-------- Input

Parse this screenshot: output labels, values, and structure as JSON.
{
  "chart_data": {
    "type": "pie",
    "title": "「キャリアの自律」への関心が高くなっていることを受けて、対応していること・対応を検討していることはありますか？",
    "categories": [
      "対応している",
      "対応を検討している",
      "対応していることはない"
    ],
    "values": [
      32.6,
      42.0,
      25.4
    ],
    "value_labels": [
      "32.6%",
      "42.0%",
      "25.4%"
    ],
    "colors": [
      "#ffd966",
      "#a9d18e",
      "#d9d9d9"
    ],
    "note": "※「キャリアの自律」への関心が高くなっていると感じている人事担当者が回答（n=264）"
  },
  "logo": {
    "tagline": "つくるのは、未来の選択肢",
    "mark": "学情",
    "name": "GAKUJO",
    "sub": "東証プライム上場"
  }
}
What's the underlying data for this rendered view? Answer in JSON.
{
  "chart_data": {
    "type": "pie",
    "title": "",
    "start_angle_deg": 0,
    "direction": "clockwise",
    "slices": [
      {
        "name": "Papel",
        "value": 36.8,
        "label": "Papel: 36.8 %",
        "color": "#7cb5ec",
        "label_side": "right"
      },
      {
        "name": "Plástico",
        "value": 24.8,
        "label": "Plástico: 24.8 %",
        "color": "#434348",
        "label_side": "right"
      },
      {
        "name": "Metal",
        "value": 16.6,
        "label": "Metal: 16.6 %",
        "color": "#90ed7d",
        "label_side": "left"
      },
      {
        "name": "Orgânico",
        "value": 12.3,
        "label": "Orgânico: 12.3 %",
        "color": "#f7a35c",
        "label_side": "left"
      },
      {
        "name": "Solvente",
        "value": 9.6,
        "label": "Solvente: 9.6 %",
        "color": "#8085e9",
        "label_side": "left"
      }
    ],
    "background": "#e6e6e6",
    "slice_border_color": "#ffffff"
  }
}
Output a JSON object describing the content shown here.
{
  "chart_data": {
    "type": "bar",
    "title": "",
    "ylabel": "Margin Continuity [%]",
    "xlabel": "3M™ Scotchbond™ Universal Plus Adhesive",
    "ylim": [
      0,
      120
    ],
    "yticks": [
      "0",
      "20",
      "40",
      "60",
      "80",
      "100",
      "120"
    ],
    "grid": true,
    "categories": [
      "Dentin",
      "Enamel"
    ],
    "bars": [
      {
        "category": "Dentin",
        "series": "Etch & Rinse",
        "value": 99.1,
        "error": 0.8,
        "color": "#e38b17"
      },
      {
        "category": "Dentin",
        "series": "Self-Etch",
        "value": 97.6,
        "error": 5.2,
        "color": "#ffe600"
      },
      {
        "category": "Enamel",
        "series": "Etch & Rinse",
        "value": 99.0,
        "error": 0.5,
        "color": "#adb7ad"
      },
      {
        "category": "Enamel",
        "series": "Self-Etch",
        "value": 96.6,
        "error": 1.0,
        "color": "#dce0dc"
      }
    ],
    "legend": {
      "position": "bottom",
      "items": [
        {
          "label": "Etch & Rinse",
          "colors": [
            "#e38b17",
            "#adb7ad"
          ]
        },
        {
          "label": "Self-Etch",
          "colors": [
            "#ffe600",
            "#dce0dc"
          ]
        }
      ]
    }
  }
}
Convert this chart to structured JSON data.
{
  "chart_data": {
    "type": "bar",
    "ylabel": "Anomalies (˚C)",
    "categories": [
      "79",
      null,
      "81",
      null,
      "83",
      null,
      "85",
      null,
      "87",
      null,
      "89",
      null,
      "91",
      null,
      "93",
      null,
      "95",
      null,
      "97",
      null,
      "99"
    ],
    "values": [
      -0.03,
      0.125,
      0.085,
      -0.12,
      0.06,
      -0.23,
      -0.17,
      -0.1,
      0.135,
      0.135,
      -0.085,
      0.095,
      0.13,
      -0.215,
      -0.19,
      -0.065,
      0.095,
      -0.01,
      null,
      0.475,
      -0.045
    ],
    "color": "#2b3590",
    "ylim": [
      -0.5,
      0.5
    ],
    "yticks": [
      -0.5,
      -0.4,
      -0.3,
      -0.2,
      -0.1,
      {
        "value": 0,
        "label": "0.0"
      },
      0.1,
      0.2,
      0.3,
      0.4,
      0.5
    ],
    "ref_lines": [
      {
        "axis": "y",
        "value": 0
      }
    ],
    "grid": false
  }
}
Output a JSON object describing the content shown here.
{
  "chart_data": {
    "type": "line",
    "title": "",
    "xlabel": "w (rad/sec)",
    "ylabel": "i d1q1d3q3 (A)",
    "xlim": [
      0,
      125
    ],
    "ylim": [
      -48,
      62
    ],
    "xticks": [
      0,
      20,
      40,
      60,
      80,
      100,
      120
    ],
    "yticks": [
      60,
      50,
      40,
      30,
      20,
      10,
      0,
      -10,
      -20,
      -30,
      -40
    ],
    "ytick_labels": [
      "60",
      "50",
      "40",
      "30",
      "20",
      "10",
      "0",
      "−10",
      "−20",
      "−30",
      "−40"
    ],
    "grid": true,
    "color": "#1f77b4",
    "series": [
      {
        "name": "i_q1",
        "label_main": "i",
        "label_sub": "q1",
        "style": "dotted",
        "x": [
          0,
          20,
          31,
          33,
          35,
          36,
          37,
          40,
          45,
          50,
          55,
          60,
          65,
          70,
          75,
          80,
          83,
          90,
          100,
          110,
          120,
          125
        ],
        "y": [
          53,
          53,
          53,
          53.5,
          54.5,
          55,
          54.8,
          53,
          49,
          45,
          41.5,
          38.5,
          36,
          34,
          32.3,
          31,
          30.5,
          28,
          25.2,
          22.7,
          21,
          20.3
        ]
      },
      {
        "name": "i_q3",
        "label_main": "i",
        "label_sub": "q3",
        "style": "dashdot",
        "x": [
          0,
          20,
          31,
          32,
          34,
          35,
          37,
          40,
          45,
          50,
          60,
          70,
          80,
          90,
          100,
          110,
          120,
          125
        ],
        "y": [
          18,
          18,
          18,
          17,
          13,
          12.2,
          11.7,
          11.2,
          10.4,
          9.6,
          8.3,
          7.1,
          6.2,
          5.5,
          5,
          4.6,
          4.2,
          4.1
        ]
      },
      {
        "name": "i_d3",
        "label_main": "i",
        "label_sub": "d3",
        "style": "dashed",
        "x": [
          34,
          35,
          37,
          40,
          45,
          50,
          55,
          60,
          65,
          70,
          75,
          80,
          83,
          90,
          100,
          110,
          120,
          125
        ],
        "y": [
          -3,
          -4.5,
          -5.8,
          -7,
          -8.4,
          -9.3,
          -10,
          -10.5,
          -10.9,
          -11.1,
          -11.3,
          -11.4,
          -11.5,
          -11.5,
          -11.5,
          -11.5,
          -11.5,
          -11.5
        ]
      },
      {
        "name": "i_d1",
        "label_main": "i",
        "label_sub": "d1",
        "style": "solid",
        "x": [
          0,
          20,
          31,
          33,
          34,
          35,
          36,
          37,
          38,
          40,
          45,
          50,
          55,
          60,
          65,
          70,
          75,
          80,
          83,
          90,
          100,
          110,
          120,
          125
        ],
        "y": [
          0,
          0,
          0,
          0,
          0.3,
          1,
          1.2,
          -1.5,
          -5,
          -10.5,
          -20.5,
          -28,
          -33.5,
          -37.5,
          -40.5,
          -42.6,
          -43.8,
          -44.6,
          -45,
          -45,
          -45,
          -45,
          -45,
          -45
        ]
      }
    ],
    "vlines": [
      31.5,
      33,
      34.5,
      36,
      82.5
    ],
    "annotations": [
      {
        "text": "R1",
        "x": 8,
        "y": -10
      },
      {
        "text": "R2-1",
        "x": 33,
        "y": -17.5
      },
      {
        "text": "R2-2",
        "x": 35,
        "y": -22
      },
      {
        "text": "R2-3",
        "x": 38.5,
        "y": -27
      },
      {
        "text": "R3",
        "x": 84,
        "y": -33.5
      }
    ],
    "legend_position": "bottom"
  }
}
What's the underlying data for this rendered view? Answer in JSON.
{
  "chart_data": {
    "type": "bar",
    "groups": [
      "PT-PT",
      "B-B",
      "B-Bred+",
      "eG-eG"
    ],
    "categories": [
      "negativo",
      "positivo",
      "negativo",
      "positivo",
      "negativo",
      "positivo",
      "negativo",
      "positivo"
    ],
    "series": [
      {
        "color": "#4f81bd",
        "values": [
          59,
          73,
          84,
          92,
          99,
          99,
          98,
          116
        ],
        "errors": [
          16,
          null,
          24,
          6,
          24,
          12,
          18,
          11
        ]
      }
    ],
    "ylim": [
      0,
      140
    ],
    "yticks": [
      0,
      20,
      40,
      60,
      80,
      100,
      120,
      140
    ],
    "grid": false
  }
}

----------------

Problem description: Search the lines for the word "キャリアの自律" and report how many contain it, by number only.

Result for this exercise: 2